[START OF DATA IN THIS EXERCISE]

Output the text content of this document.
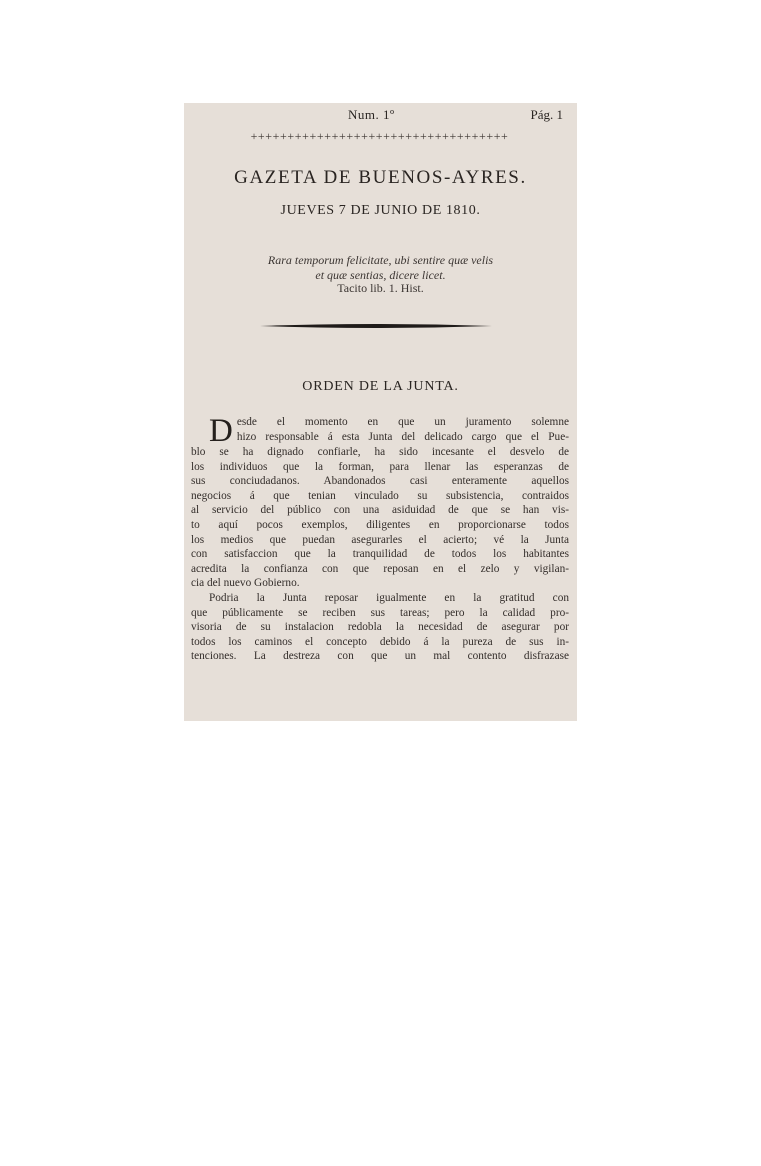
Num. 1º	Pág. 1
+++++++++++++++++++++++++++++++++++
GAZETA DE BUENOS-AYRES.
JUEVES 7 DE JUNIO DE 1810.
Rara temporum felicitate, ubi sentire quæ velis
et quæ sentias, dicere licet.
Tacito lib. 1. Hist.
ORDEN DE LA JUNTA.
D esde el momento en que un juramento solemne
hizo responsable á esta Junta del delicado cargo que el Pue-
blo se ha dignado confiarle, ha sido incesante el desvelo de
los individuos que la forman, para llenar las esperanzas de
sus conciudadanos. Abandonados casi enteramente aquellos
negocios á que tenian vinculado su subsistencia, contraidos
al servicio del público con una asiduidad de que se han vis-
to aquí pocos exemplos, diligentes en proporcionarse todos
los medios que puedan asegurarles el acierto; vé la Junta
con satisfaccion que la tranquilidad de todos los habitantes
acredita la confianza con que reposan en el zelo y vigilan-
cia del nuevo Gobierno.
Podria la Junta reposar igualmente en la gratitud con
que públicamente se reciben sus tareas; pero la calidad pro-
visoria de su instalacion redobla la necesidad de asegurar por
todos los caminos el concepto debido á la pureza de sus in-
tenciones. La destreza con que un mal contento disfrazase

[END OF DATA IN THIS EXERCISE]

— EXERCISE GOAL —
Make an exact copy of the records above, with the pictures left out.

— PROBLEM SOLUTION —
Output the text content of this document.
Num. 1º	Pág. 1
+++++++++++++++++++++++++++++++++++
GAZETA DE BUENOS-AYRES.
JUEVES 7 DE JUNIO DE 1810.
Rara temporum felicitate, ubi sentire quæ velis
et quæ sentias, dicere licet.
Tacito lib. 1. Hist.
ORDEN DE LA JUNTA.
D esde el momento en que un juramento solemne
hizo responsable á esta Junta del delicado cargo que el Pue-
blo se ha dignado confiarle, ha sido incesante el desvelo de
los individuos que la forman, para llenar las esperanzas de
sus conciudadanos. Abandonados casi enteramente aquellos
negocios á que tenian vinculado su subsistencia, contraidos
al servicio del público con una asiduidad de que se han vis-
to aquí pocos exemplos, diligentes en proporcionarse todos
los medios que puedan asegurarles el acierto; vé la Junta
con satisfaccion que la tranquilidad de todos los habitantes
acredita la confianza con que reposan en el zelo y vigilan-
cia del nuevo Gobierno.
Podria la Junta reposar igualmente en la gratitud con
que públicamente se reciben sus tareas; pero la calidad pro-
visoria de su instalacion redobla la necesidad de asegurar por
todos los caminos el concepto debido á la pureza de sus in-
tenciones. La destreza con que un mal contento disfrazase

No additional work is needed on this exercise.